** Begin **

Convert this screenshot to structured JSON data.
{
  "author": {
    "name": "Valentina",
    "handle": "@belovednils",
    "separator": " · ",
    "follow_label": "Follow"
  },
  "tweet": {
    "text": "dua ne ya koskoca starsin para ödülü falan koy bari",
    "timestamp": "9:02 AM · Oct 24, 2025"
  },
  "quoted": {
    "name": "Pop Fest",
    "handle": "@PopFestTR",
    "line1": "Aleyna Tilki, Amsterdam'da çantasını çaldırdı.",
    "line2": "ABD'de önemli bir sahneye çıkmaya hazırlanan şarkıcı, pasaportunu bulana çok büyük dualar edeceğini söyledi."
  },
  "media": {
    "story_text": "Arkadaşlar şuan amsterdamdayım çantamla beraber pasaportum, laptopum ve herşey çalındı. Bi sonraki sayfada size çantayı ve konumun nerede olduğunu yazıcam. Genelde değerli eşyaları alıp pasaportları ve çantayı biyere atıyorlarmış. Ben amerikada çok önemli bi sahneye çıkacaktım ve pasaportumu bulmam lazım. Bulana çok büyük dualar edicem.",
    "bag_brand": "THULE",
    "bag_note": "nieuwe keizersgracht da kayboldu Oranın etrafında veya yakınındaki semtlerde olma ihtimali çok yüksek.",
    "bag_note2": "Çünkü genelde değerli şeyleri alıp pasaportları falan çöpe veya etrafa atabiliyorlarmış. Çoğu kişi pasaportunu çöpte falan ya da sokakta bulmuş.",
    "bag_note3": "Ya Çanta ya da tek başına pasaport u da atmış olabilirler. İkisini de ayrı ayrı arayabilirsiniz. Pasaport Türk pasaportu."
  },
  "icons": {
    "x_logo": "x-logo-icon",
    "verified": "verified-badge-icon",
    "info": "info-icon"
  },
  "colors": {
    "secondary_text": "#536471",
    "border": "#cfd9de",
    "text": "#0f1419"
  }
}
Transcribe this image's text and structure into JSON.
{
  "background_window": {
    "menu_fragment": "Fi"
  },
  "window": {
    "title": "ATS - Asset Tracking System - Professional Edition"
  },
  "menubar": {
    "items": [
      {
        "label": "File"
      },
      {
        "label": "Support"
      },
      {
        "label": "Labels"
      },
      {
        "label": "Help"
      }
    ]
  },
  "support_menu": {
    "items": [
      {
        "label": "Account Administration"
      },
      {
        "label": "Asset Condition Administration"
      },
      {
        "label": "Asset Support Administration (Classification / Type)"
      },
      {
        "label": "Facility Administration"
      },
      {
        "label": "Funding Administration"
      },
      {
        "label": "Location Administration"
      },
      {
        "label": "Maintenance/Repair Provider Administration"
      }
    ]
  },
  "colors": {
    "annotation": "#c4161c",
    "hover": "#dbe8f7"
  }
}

** End **

Out of the records, collect only those lines that contain the string "JSON".

** TASK ANSWER **
Convert this screenshot to structured JSON data.
Transcribe this image's text and structure into JSON.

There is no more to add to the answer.